### Task objective:
Return the full listing exactly as it is written.

═════ Data section ═════

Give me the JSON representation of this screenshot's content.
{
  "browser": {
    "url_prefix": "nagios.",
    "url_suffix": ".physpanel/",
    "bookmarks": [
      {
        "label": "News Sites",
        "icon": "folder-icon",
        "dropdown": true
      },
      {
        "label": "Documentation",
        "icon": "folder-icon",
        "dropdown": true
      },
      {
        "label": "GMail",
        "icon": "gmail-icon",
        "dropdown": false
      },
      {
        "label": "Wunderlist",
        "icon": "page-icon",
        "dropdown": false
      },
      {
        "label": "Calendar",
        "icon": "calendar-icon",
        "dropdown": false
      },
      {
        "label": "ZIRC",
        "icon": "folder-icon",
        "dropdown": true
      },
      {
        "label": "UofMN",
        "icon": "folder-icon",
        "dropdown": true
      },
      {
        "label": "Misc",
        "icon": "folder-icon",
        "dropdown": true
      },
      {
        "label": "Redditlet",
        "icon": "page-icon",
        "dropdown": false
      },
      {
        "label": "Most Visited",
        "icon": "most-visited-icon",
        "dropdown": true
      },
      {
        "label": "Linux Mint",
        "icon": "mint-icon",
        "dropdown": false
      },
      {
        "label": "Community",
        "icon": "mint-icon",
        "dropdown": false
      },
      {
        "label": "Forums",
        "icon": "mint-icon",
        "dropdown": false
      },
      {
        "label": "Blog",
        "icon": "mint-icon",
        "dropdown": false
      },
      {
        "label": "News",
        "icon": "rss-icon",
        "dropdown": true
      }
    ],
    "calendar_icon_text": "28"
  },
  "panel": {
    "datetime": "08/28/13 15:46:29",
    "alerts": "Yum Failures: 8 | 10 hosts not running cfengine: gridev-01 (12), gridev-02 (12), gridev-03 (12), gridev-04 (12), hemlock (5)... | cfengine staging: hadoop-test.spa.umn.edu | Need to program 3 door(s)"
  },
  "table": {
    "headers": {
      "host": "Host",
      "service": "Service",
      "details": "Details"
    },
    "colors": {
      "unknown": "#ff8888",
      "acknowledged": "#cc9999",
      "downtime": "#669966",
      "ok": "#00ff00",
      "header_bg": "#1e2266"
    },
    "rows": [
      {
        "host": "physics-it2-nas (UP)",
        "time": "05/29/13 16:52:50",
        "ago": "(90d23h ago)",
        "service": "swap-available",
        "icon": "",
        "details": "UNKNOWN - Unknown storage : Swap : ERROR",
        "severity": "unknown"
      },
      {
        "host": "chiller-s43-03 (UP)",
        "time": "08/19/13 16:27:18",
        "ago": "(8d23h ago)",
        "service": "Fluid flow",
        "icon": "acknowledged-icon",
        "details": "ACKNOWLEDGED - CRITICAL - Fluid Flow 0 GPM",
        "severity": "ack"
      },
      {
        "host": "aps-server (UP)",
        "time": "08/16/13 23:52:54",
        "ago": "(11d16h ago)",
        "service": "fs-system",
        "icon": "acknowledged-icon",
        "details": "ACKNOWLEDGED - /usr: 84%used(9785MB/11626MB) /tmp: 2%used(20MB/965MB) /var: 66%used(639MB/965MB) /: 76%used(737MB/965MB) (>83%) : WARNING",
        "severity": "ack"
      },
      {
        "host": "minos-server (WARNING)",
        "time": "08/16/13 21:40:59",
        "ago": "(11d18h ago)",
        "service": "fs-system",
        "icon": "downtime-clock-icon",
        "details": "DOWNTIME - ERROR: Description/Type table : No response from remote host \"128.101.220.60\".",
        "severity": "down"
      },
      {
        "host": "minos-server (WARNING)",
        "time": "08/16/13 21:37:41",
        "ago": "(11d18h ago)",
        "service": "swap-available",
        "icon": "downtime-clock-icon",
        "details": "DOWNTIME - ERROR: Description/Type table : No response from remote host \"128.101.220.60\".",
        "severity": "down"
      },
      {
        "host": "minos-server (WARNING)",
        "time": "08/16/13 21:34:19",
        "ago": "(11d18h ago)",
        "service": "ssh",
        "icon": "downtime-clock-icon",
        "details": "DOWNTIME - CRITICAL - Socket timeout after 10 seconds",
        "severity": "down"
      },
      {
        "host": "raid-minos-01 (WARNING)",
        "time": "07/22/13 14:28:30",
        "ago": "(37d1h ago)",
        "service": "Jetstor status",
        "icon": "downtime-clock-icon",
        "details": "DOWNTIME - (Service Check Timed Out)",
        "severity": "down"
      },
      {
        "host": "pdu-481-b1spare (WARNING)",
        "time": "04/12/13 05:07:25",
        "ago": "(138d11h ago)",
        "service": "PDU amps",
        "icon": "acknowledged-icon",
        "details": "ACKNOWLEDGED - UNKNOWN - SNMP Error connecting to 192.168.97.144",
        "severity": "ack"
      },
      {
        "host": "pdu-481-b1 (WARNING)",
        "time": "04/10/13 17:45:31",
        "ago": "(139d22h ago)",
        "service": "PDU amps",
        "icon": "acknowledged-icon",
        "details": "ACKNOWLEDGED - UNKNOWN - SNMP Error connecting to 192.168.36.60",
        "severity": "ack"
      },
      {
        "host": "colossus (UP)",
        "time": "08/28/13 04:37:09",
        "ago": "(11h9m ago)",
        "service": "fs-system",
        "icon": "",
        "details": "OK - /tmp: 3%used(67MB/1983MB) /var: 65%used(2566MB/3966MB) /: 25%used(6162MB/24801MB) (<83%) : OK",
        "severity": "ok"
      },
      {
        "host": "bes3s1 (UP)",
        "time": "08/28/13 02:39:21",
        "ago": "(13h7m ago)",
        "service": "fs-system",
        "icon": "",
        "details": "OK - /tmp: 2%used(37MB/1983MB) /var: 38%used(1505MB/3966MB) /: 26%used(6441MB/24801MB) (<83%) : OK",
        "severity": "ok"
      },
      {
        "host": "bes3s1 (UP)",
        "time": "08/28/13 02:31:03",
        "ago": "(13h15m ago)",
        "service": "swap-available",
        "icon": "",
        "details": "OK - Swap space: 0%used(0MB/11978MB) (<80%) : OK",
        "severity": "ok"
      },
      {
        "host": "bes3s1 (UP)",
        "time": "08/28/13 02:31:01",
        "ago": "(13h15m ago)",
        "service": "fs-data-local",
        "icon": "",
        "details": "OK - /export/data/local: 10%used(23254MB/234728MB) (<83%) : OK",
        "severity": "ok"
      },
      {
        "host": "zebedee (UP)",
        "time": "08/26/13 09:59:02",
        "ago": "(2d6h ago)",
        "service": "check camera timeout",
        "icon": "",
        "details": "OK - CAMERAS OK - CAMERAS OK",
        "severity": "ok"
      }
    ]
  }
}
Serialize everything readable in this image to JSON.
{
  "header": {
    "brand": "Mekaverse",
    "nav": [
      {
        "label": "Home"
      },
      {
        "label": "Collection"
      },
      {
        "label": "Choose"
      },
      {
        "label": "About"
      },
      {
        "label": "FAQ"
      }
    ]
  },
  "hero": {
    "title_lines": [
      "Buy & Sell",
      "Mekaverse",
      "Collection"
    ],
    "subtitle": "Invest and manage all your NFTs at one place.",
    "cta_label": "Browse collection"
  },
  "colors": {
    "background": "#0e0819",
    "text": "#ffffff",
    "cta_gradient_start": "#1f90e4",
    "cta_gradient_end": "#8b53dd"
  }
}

═════

### Answer to the task:
Give me the JSON representation of this screenshot's content.
{
  "browser": {
    "url_prefix": "nagios.",
    "url_suffix": ".physpanel/",
    "bookmarks": [
      {
        "label": "News Sites",
        "icon": "folder-icon",
        "dropdown": true
      },
      {
        "label": "Documentation",
        "icon": "folder-icon",
        "dropdown": true
      },
      {
        "label": "GMail",
        "icon": "gmail-icon",
        "dropdown": false
      },
      {
        "label": "Wunderlist",
        "icon": "page-icon",
        "dropdown": false
      },
      {
        "label": "Calendar",
        "icon": "calendar-icon",
        "dropdown": false
      },
      {
        "label": "ZIRC",
        "icon": "folder-icon",
        "dropdown": true
      },
      {
        "label": "UofMN",
        "icon": "folder-icon",
        "dropdown": true
      },
      {
        "label": "Misc",
        "icon": "folder-icon",
        "dropdown": true
      },
      {
        "label": "Redditlet",
        "icon": "page-icon",
        "dropdown": false
      },
      {
        "label": "Most Visited",
        "icon": "most-visited-icon",
        "dropdown": true
      },
      {
        "label": "Linux Mint",
        "icon": "mint-icon",
        "dropdown": false
      },
      {
        "label": "Community",
        "icon": "mint-icon",
        "dropdown": false
      },
      {
        "label": "Forums",
        "icon": "mint-icon",
        "dropdown": false
      },
      {
        "label": "Blog",
        "icon": "mint-icon",
        "dropdown": false
      },
      {
        "label": "News",
        "icon": "rss-icon",
        "dropdown": true
      }
    ],
    "calendar_icon_text": "28"
  },
  "panel": {
    "datetime": "08/28/13 15:46:29",
    "alerts": "Yum Failures: 8 | 10 hosts not running cfengine: gridev-01 (12), gridev-02 (12), gridev-03 (12), gridev-04 (12), hemlock (5)... | cfengine staging: hadoop-test.spa.umn.edu | Need to program 3 door(s)"
  },
  "table": {
    "headers": {
      "host": "Host",
      "service": "Service",
      "details": "Details"
    },
    "colors": {
      "unknown": "#ff8888",
      "acknowledged": "#cc9999",
      "downtime": "#669966",
      "ok": "#00ff00",
      "header_bg": "#1e2266"
    },
    "rows": [
      {
        "host": "physics-it2-nas (UP)",
        "time": "05/29/13 16:52:50",
        "ago": "(90d23h ago)",
        "service": "swap-available",
        "icon": "",
        "details": "UNKNOWN - Unknown storage : Swap : ERROR",
        "severity": "unknown"
      },
      {
        "host": "chiller-s43-03 (UP)",
        "time": "08/19/13 16:27:18",
        "ago": "(8d23h ago)",
        "service": "Fluid flow",
        "icon": "acknowledged-icon",
        "details": "ACKNOWLEDGED - CRITICAL - Fluid Flow 0 GPM",
        "severity": "ack"
      },
      {
        "host": "aps-server (UP)",
        "time": "08/16/13 23:52:54",
        "ago": "(11d16h ago)",
        "service": "fs-system",
        "icon": "acknowledged-icon",
        "details": "ACKNOWLEDGED - /usr: 84%used(9785MB/11626MB) /tmp: 2%used(20MB/965MB) /var: 66%used(639MB/965MB) /: 76%used(737MB/965MB) (>83%) : WARNING",
        "severity": "ack"
      },
      {
        "host": "minos-server (WARNING)",
        "time": "08/16/13 21:40:59",
        "ago": "(11d18h ago)",
        "service": "fs-system",
        "icon": "downtime-clock-icon",
        "details": "DOWNTIME - ERROR: Description/Type table : No response from remote host \"128.101.220.60\".",
        "severity": "down"
      },
      {
        "host": "minos-server (WARNING)",
        "time": "08/16/13 21:37:41",
        "ago": "(11d18h ago)",
        "service": "swap-available",
        "icon": "downtime-clock-icon",
        "details": "DOWNTIME - ERROR: Description/Type table : No response from remote host \"128.101.220.60\".",
        "severity": "down"
      },
      {
        "host": "minos-server (WARNING)",
        "time": "08/16/13 21:34:19",
        "ago": "(11d18h ago)",
        "service": "ssh",
        "icon": "downtime-clock-icon",
        "details": "DOWNTIME - CRITICAL - Socket timeout after 10 seconds",
        "severity": "down"
      },
      {
        "host": "raid-minos-01 (WARNING)",
        "time": "07/22/13 14:28:30",
        "ago": "(37d1h ago)",
        "service": "Jetstor status",
        "icon": "downtime-clock-icon",
        "details": "DOWNTIME - (Service Check Timed Out)",
        "severity": "down"
      },
      {
        "host": "pdu-481-b1spare (WARNING)",
        "time": "04/12/13 05:07:25",
        "ago": "(138d11h ago)",
        "service": "PDU amps",
        "icon": "acknowledged-icon",
        "details": "ACKNOWLEDGED - UNKNOWN - SNMP Error connecting to 192.168.97.144",
        "severity": "ack"
      },
      {
        "host": "pdu-481-b1 (WARNING)",
        "time": "04/10/13 17:45:31",
        "ago": "(139d22h ago)",
        "service": "PDU amps",
        "icon": "acknowledged-icon",
        "details": "ACKNOWLEDGED - UNKNOWN - SNMP Error connecting to 192.168.36.60",
        "severity": "ack"
      },
      {
        "host": "colossus (UP)",
        "time": "08/28/13 04:37:09",
        "ago": "(11h9m ago)",
        "service": "fs-system",
        "icon": "",
        "details": "OK - /tmp: 3%used(67MB/1983MB) /var: 65%used(2566MB/3966MB) /: 25%used(6162MB/24801MB) (<83%) : OK",
        "severity": "ok"
      },
      {
        "host": "bes3s1 (UP)",
        "time": "08/28/13 02:39:21",
        "ago": "(13h7m ago)",
        "service": "fs-system",
        "icon": "",
        "details": "OK - /tmp: 2%used(37MB/1983MB) /var: 38%used(1505MB/3966MB) /: 26%used(6441MB/24801MB) (<83%) : OK",
        "severity": "ok"
      },
      {
        "host": "bes3s1 (UP)",
        "time": "08/28/13 02:31:03",
        "ago": "(13h15m ago)",
        "service": "swap-available",
        "icon": "",
        "details": "OK - Swap space: 0%used(0MB/11978MB) (<80%) : OK",
        "severity": "ok"
      },
      {
        "host": "bes3s1 (UP)",
        "time": "08/28/13 02:31:01",
        "ago": "(13h15m ago)",
        "service": "fs-data-local",
        "icon": "",
        "details": "OK - /export/data/local: 10%used(23254MB/234728MB) (<83%) : OK",
        "severity": "ok"
      },
      {
        "host": "zebedee (UP)",
        "time": "08/26/13 09:59:02",
        "ago": "(2d6h ago)",
        "service": "check camera timeout",
        "icon": "",
        "details": "OK - CAMERAS OK - CAMERAS OK",
        "severity": "ok"
      }
    ]
  }
}
Serialize everything readable in this image to JSON.
{
  "header": {
    "brand": "Mekaverse",
    "nav": [
      {
        "label": "Home"
      },
      {
        "label": "Collection"
      },
      {
        "label": "Choose"
      },
      {
        "label": "About"
      },
      {
        "label": "FAQ"
      }
    ]
  },
  "hero": {
    "title_lines": [
      "Buy & Sell",
      "Mekaverse",
      "Collection"
    ],
    "subtitle": "Invest and manage all your NFTs at one place.",
    "cta_label": "Browse collection"
  },
  "colors": {
    "background": "#0e0819",
    "text": "#ffffff",
    "cta_gradient_start": "#1f90e4",
    "cta_gradient_end": "#8b53dd"
  }
}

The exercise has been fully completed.